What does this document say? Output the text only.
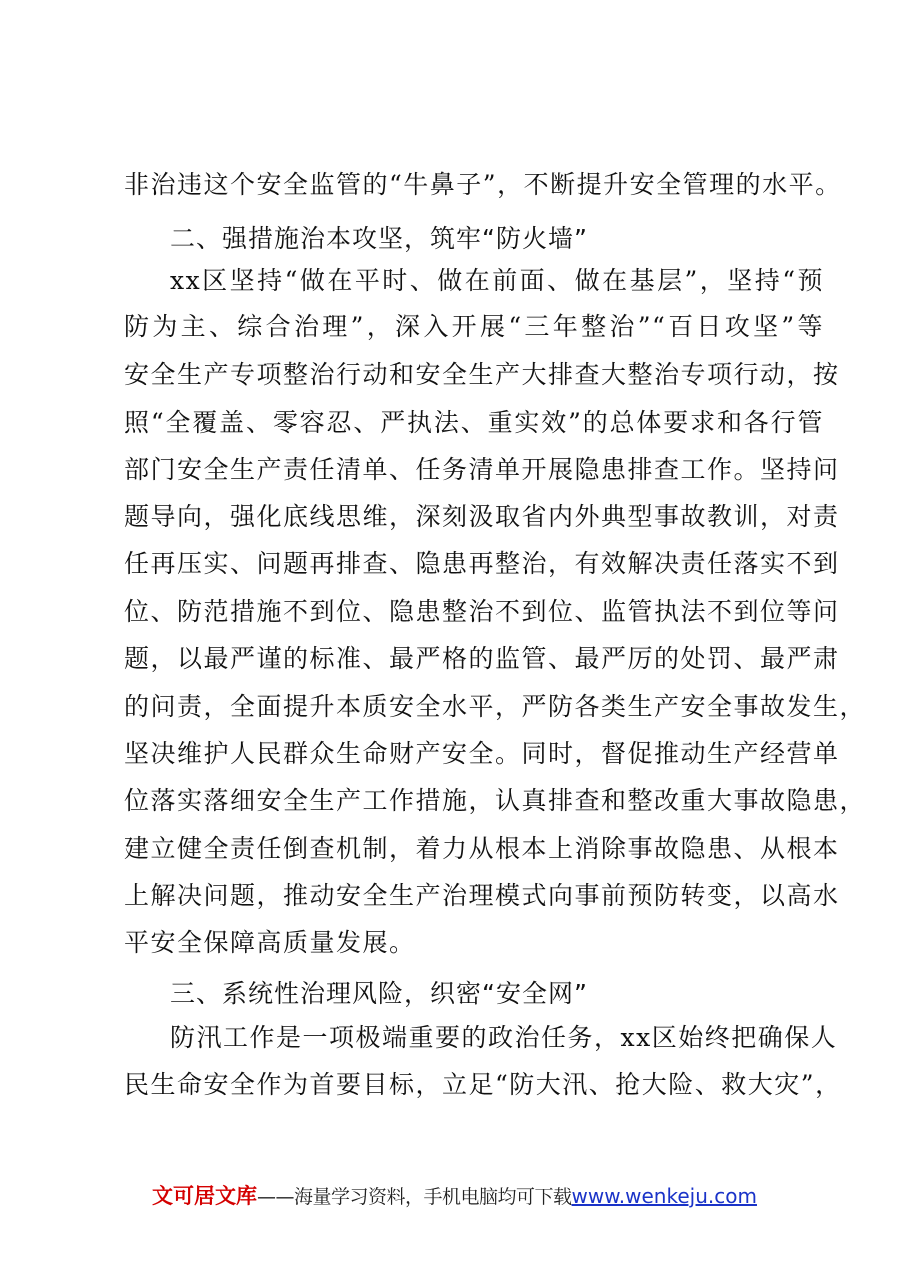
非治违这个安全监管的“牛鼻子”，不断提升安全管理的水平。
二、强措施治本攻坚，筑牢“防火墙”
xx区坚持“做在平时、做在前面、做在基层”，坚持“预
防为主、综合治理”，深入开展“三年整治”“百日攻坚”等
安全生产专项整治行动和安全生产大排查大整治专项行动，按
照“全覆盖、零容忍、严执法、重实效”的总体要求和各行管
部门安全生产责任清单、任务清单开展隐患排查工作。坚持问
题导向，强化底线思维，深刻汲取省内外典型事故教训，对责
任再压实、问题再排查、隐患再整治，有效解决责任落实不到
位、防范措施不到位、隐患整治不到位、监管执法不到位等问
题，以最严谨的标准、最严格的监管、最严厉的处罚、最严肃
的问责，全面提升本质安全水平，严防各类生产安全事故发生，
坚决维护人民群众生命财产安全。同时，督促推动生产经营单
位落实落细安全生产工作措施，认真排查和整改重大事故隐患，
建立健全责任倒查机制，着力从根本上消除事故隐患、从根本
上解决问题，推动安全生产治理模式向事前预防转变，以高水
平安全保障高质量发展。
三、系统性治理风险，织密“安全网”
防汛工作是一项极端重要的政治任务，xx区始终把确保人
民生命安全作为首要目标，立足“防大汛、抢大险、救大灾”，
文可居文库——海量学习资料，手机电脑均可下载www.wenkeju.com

-*-*-

The task: Pictures are not part of the copy; output everything else in the records exactly.

Correct response:
What does this document say? Output the text only.
非治违这个安全监管的“牛鼻子”，不断提升安全管理的水平。
二、强措施治本攻坚，筑牢“防火墙”
xx区坚持“做在平时、做在前面、做在基层”，坚持“预
防为主、综合治理”，深入开展“三年整治”“百日攻坚”等
安全生产专项整治行动和安全生产大排查大整治专项行动，按
照“全覆盖、零容忍、严执法、重实效”的总体要求和各行管
部门安全生产责任清单、任务清单开展隐患排查工作。坚持问
题导向，强化底线思维，深刻汲取省内外典型事故教训，对责
任再压实、问题再排查、隐患再整治，有效解决责任落实不到
位、防范措施不到位、隐患整治不到位、监管执法不到位等问
题，以最严谨的标准、最严格的监管、最严厉的处罚、最严肃
的问责，全面提升本质安全水平，严防各类生产安全事故发生，
坚决维护人民群众生命财产安全。同时，督促推动生产经营单
位落实落细安全生产工作措施，认真排查和整改重大事故隐患，
建立健全责任倒查机制，着力从根本上消除事故隐患、从根本
上解决问题，推动安全生产治理模式向事前预防转变，以高水
平安全保障高质量发展。
三、系统性治理风险，织密“安全网”
防汛工作是一项极端重要的政治任务，xx区始终把确保人
民生命安全作为首要目标，立足“防大汛、抢大险、救大灾”，
文可居文库——海量学习资料，手机电脑均可下载www.wenkeju.com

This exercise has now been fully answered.